Task statement:
Your task is to filter the data below down to the lines holding "月末购货发票账单已到".

== Input for this task

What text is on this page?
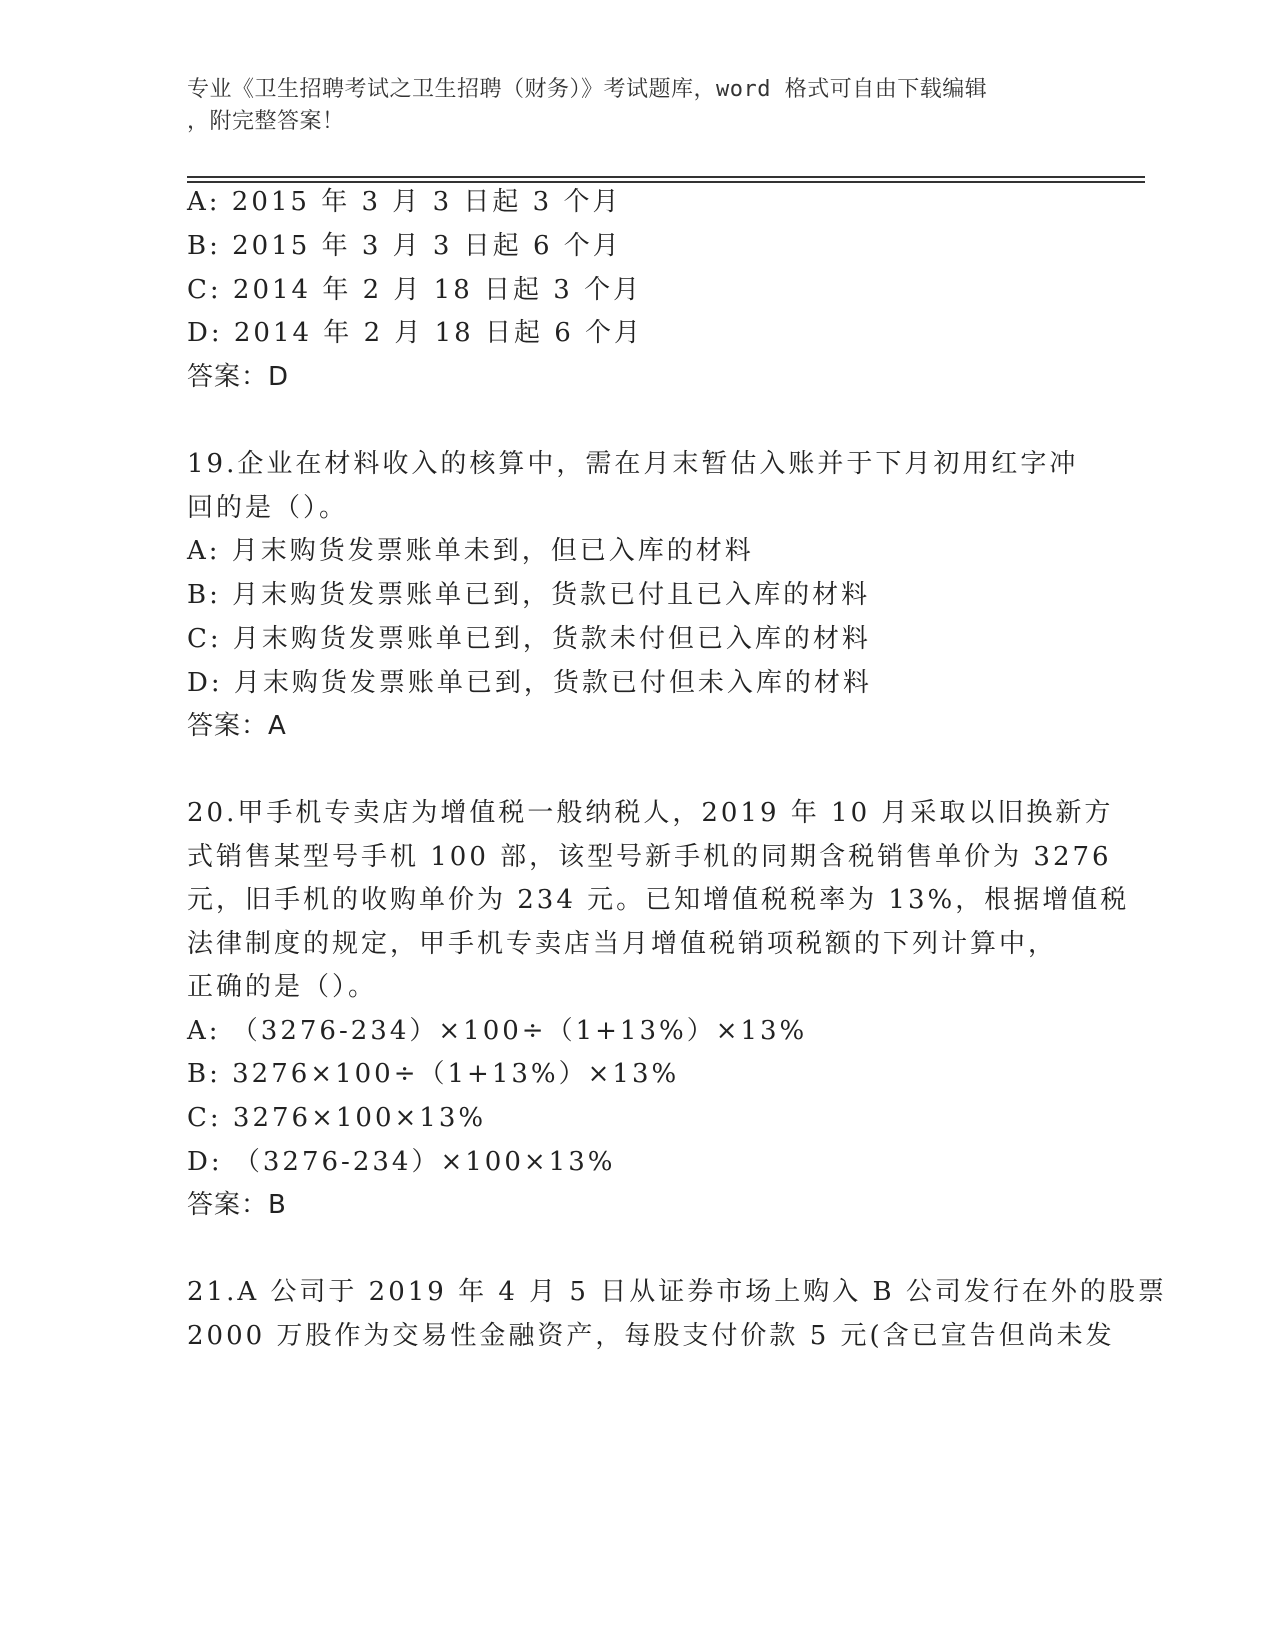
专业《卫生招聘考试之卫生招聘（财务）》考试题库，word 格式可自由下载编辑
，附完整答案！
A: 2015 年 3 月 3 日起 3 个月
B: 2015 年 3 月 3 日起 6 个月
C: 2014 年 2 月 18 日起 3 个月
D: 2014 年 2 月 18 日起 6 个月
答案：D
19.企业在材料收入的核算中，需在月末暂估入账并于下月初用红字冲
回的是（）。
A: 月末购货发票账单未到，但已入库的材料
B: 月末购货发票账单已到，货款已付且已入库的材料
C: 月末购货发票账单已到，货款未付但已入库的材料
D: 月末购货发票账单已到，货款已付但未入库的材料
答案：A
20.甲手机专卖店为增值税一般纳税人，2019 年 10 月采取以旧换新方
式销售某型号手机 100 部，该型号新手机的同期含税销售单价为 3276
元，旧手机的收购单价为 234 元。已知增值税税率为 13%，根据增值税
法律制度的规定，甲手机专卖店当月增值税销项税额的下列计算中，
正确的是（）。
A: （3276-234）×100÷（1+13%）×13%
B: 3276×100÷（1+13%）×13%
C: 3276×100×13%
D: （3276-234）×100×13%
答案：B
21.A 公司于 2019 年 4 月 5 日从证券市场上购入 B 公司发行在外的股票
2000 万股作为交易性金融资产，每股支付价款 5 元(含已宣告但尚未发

====
== Input for this task

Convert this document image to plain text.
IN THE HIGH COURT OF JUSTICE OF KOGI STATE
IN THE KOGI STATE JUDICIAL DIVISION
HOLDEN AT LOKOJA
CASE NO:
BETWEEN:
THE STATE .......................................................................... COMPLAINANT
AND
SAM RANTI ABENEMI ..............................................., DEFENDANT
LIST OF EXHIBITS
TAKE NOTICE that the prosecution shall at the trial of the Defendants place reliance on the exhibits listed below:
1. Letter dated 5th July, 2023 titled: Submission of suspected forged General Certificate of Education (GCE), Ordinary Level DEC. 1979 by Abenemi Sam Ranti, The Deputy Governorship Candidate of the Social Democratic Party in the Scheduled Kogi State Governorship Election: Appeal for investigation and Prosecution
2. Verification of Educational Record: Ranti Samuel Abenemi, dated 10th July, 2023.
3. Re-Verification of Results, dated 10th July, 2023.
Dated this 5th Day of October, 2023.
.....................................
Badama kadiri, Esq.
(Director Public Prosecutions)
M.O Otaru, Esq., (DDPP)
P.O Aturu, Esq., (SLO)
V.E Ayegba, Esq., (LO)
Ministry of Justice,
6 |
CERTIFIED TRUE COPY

====

Result below:
B: 月末购货发票账单已到，货款已付且已入库的材料
C: 月末购货发票账单已到，货款未付但已入库的材料
D: 月末购货发票账单已到，货款已付但未入库的材料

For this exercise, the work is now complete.